Return each line of the material verbatim.

[START TASK INPUTS]

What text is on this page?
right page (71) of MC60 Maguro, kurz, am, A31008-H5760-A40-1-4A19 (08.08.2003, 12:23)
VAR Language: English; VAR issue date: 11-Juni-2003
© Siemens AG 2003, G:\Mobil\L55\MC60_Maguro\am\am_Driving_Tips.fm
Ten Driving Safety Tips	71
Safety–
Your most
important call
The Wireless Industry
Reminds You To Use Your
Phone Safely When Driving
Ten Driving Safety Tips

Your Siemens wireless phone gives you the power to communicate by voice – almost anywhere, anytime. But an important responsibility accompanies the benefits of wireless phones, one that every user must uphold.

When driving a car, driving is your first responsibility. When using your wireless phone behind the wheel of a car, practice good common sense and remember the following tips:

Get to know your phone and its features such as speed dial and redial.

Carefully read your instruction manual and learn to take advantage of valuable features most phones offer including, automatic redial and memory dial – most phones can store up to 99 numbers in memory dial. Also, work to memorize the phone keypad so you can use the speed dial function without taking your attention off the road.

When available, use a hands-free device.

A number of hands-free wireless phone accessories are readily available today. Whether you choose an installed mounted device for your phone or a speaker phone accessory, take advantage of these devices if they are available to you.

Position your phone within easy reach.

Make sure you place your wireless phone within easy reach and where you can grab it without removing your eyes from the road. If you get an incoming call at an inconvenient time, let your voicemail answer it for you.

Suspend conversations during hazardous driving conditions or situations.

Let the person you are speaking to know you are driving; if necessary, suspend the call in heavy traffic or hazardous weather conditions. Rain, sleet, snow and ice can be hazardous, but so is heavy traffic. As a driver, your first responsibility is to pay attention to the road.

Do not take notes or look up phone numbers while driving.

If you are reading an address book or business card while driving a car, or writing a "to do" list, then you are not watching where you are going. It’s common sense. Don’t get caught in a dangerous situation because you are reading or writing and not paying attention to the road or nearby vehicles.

[END TASK INPUTS]

• FINAL RESULT:
What text is on this page?
right page (71) of MC60 Maguro, kurz, am, A31008-H5760-A40-1-4A19 (08.08.2003, 12:23)
VAR Language: English; VAR issue date: 11-Juni-2003
© Siemens AG 2003, G:\Mobil\L55\MC60_Maguro\am\am_Driving_Tips.fm
Ten Driving Safety Tips	71
Safety–
Your most
important call
The Wireless Industry
Reminds You To Use Your
Phone Safely When Driving
Ten Driving Safety Tips

Your Siemens wireless phone gives you the power to communicate by voice – almost anywhere, anytime. But an important responsibility accompanies the benefits of wireless phones, one that every user must uphold.

When driving a car, driving is your first responsibility. When using your wireless phone behind the wheel of a car, practice good common sense and remember the following tips:

Get to know your phone and its features such as speed dial and redial.

Carefully read your instruction manual and learn to take advantage of valuable features most phones offer including, automatic redial and memory dial – most phones can store up to 99 numbers in memory dial. Also, work to memorize the phone keypad so you can use the speed dial function without taking your attention off the road.

When available, use a hands-free device.

A number of hands-free wireless phone accessories are readily available today. Whether you choose an installed mounted device for your phone or a speaker phone accessory, take advantage of these devices if they are available to you.

Position your phone within easy reach.

Make sure you place your wireless phone within easy reach and where you can grab it without removing your eyes from the road. If you get an incoming call at an inconvenient time, let your voicemail answer it for you.

Suspend conversations during hazardous driving conditions or situations.

Let the person you are speaking to know you are driving; if necessary, suspend the call in heavy traffic or hazardous weather conditions. Rain, sleet, snow and ice can be hazardous, but so is heavy traffic. As a driver, your first responsibility is to pay attention to the road.

Do not take notes or look up phone numbers while driving.

If you are reading an address book or business card while driving a car, or writing a "to do" list, then you are not watching where you are going. It’s common sense. Don’t get caught in a dangerous situation because you are reading or writing and not paying attention to the road or nearby vehicles.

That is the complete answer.